Stored entries
□ □ □ □ □

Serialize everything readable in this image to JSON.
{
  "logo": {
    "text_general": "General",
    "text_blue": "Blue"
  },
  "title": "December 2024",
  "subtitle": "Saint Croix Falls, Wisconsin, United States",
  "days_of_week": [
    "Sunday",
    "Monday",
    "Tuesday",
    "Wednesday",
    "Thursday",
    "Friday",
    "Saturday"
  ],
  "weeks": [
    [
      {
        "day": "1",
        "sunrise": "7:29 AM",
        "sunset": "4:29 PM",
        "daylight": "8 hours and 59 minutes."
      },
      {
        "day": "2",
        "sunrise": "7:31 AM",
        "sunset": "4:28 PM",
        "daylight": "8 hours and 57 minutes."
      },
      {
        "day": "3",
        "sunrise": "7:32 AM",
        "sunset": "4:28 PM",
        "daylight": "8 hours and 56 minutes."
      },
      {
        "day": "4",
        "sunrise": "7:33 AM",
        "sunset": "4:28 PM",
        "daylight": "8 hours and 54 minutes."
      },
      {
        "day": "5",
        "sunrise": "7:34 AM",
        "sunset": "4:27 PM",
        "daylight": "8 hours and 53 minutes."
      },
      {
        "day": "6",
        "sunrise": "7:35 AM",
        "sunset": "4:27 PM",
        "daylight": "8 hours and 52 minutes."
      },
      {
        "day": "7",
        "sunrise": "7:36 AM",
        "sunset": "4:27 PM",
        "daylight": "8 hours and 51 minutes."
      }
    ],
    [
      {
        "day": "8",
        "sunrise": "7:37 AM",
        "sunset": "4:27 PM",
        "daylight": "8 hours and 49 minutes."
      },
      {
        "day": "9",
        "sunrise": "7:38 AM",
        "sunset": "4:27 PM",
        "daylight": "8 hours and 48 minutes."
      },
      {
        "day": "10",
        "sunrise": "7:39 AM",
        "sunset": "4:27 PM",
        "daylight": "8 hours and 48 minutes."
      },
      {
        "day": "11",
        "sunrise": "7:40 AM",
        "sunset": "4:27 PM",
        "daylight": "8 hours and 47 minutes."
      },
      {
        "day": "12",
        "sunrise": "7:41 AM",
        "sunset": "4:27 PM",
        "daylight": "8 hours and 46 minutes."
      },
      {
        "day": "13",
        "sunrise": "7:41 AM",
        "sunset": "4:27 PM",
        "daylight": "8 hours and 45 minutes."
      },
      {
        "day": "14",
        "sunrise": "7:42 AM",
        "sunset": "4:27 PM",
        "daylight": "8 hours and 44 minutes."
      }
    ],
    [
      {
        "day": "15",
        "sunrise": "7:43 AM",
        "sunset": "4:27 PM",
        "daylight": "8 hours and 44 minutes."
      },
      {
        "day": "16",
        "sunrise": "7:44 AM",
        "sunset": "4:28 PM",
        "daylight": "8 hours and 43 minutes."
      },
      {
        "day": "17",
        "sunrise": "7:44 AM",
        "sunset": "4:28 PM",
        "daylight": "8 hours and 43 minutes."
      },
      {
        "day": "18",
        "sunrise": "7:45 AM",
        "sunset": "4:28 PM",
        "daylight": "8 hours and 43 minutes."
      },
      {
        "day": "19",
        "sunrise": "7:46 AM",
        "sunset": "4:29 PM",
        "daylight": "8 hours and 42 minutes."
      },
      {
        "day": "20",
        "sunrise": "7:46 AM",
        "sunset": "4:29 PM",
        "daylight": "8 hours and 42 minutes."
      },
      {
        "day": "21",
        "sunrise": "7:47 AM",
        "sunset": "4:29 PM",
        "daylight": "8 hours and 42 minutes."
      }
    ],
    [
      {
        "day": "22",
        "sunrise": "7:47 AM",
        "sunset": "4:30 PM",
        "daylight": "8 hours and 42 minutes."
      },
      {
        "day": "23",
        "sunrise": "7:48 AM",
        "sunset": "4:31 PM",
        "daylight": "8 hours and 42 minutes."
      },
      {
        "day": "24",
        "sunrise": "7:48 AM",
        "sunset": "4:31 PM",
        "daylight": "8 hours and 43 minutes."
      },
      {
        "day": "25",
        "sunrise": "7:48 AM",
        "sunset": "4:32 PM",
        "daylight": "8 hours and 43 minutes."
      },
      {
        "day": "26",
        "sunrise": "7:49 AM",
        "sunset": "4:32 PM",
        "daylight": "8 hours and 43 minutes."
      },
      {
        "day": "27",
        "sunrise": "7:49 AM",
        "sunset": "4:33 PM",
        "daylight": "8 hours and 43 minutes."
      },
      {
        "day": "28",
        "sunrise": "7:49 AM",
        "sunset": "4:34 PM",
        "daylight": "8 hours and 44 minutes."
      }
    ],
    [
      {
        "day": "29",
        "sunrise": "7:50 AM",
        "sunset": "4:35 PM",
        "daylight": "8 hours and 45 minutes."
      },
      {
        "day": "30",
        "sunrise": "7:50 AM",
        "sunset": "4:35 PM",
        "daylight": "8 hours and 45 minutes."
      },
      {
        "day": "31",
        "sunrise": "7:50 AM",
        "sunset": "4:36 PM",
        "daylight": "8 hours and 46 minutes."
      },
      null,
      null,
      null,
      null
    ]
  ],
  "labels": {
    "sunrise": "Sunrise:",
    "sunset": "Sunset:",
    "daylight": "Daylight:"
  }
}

□ □ □ □ □

Aim:
Reproduce all of the records exactly.

Task solution:
Serialize everything readable in this image to JSON.
{
  "logo": {
    "text_general": "General",
    "text_blue": "Blue"
  },
  "title": "December 2024",
  "subtitle": "Saint Croix Falls, Wisconsin, United States",
  "days_of_week": [
    "Sunday",
    "Monday",
    "Tuesday",
    "Wednesday",
    "Thursday",
    "Friday",
    "Saturday"
  ],
  "weeks": [
    [
      {
        "day": "1",
        "sunrise": "7:29 AM",
        "sunset": "4:29 PM",
        "daylight": "8 hours and 59 minutes."
      },
      {
        "day": "2",
        "sunrise": "7:31 AM",
        "sunset": "4:28 PM",
        "daylight": "8 hours and 57 minutes."
      },
      {
        "day": "3",
        "sunrise": "7:32 AM",
        "sunset": "4:28 PM",
        "daylight": "8 hours and 56 minutes."
      },
      {
        "day": "4",
        "sunrise": "7:33 AM",
        "sunset": "4:28 PM",
        "daylight": "8 hours and 54 minutes."
      },
      {
        "day": "5",
        "sunrise": "7:34 AM",
        "sunset": "4:27 PM",
        "daylight": "8 hours and 53 minutes."
      },
      {
        "day": "6",
        "sunrise": "7:35 AM",
        "sunset": "4:27 PM",
        "daylight": "8 hours and 52 minutes."
      },
      {
        "day": "7",
        "sunrise": "7:36 AM",
        "sunset": "4:27 PM",
        "daylight": "8 hours and 51 minutes."
      }
    ],
    [
      {
        "day": "8",
        "sunrise": "7:37 AM",
        "sunset": "4:27 PM",
        "daylight": "8 hours and 49 minutes."
      },
      {
        "day": "9",
        "sunrise": "7:38 AM",
        "sunset": "4:27 PM",
        "daylight": "8 hours and 48 minutes."
      },
      {
        "day": "10",
        "sunrise": "7:39 AM",
        "sunset": "4:27 PM",
        "daylight": "8 hours and 48 minutes."
      },
      {
        "day": "11",
        "sunrise": "7:40 AM",
        "sunset": "4:27 PM",
        "daylight": "8 hours and 47 minutes."
      },
      {
        "day": "12",
        "sunrise": "7:41 AM",
        "sunset": "4:27 PM",
        "daylight": "8 hours and 46 minutes."
      },
      {
        "day": "13",
        "sunrise": "7:41 AM",
        "sunset": "4:27 PM",
        "daylight": "8 hours and 45 minutes."
      },
      {
        "day": "14",
        "sunrise": "7:42 AM",
        "sunset": "4:27 PM",
        "daylight": "8 hours and 44 minutes."
      }
    ],
    [
      {
        "day": "15",
        "sunrise": "7:43 AM",
        "sunset": "4:27 PM",
        "daylight": "8 hours and 44 minutes."
      },
      {
        "day": "16",
        "sunrise": "7:44 AM",
        "sunset": "4:28 PM",
        "daylight": "8 hours and 43 minutes."
      },
      {
        "day": "17",
        "sunrise": "7:44 AM",
        "sunset": "4:28 PM",
        "daylight": "8 hours and 43 minutes."
      },
      {
        "day": "18",
        "sunrise": "7:45 AM",
        "sunset": "4:28 PM",
        "daylight": "8 hours and 43 minutes."
      },
      {
        "day": "19",
        "sunrise": "7:46 AM",
        "sunset": "4:29 PM",
        "daylight": "8 hours and 42 minutes."
      },
      {
        "day": "20",
        "sunrise": "7:46 AM",
        "sunset": "4:29 PM",
        "daylight": "8 hours and 42 minutes."
      },
      {
        "day": "21",
        "sunrise": "7:47 AM",
        "sunset": "4:29 PM",
        "daylight": "8 hours and 42 minutes."
      }
    ],
    [
      {
        "day": "22",
        "sunrise": "7:47 AM",
        "sunset": "4:30 PM",
        "daylight": "8 hours and 42 minutes."
      },
      {
        "day": "23",
        "sunrise": "7:48 AM",
        "sunset": "4:31 PM",
        "daylight": "8 hours and 42 minutes."
      },
      {
        "day": "24",
        "sunrise": "7:48 AM",
        "sunset": "4:31 PM",
        "daylight": "8 hours and 43 minutes."
      },
      {
        "day": "25",
        "sunrise": "7:48 AM",
        "sunset": "4:32 PM",
        "daylight": "8 hours and 43 minutes."
      },
      {
        "day": "26",
        "sunrise": "7:49 AM",
        "sunset": "4:32 PM",
        "daylight": "8 hours and 43 minutes."
      },
      {
        "day": "27",
        "sunrise": "7:49 AM",
        "sunset": "4:33 PM",
        "daylight": "8 hours and 43 minutes."
      },
      {
        "day": "28",
        "sunrise": "7:49 AM",
        "sunset": "4:34 PM",
        "daylight": "8 hours and 44 minutes."
      }
    ],
    [
      {
        "day": "29",
        "sunrise": "7:50 AM",
        "sunset": "4:35 PM",
        "daylight": "8 hours and 45 minutes."
      },
      {
        "day": "30",
        "sunrise": "7:50 AM",
        "sunset": "4:35 PM",
        "daylight": "8 hours and 45 minutes."
      },
      {
        "day": "31",
        "sunrise": "7:50 AM",
        "sunset": "4:36 PM",
        "daylight": "8 hours and 46 minutes."
      },
      null,
      null,
      null,
      null
    ]
  ],
  "labels": {
    "sunrise": "Sunrise:",
    "sunset": "Sunset:",
    "daylight": "Daylight:"
  }
}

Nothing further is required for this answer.